Chinese tech companies have resorted to stockpiling the chips, while also turning to smugglers and front companies to secure supplies. At the same time, Beijing is pouring large sums of money into its own chip companies in an attempt to make its tech sector less reliant on foreign technology.
“Well before the Biden administration, the Chinese government wanted greater self-reliance on key technologies,” said Webster, a scholar at the program on geopolitics, technology and governance at Stanford.
The Biden administration has been considering further restrictions on global sales of AI chips that could affect Nvidia and its competitors. One new rule could impose more requirements on companies from the United States and other countries when shipping advanced AI chips to China, to try to ensure they are not breaking existing U.S. rules, according to two people familiar with the plans who were not authorized to speak publicly.
The new rule would build on letters that the U.S. government sent to Samsung and Taiwan Semiconductor Manufacturing Co., two of the world’s largest chip companies, ordering them to stop sending advanced chips to China. The Biden administration had discovered that TSMC made some components for AI chips produced by Huawei, the Chinese telecommunications company, in violation of export controls.

DATA SECTION:
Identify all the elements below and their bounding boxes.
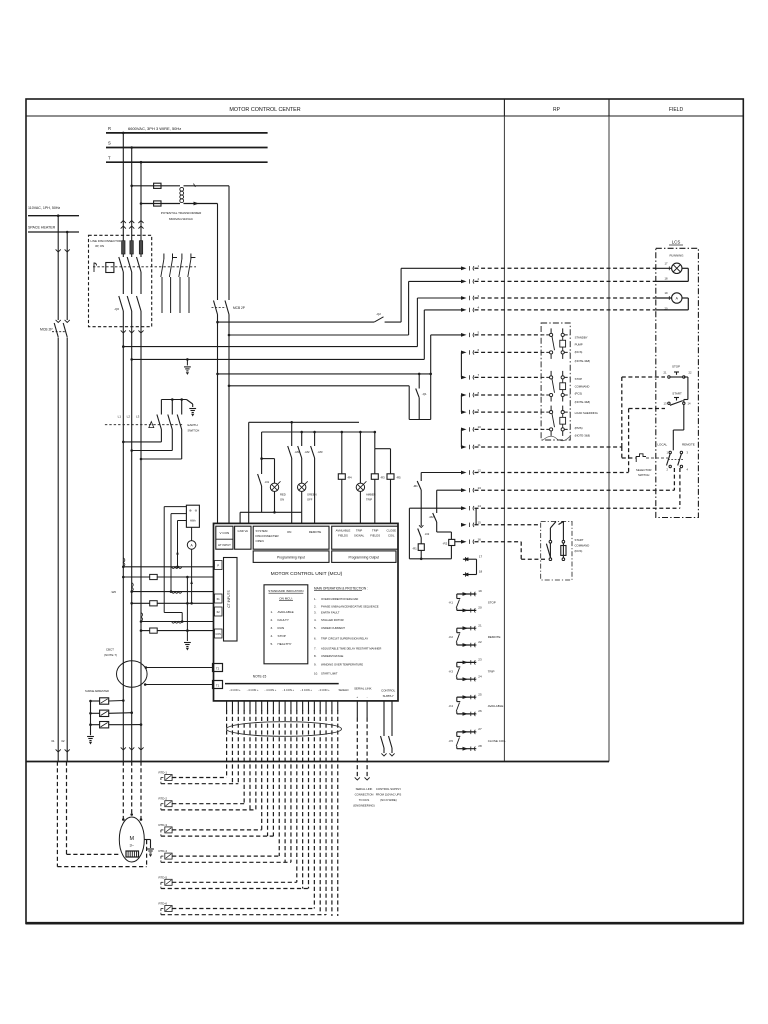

WORK TO BE COMPLETED:
In the text on U.S. limits on chip sales to China, which two chip companies got letters from the U.S. government telling them to stop sending advanced chips to China?

RESULT OF THE TASK:
Samsung and Taiwan Semiconductor Manufacturing Co.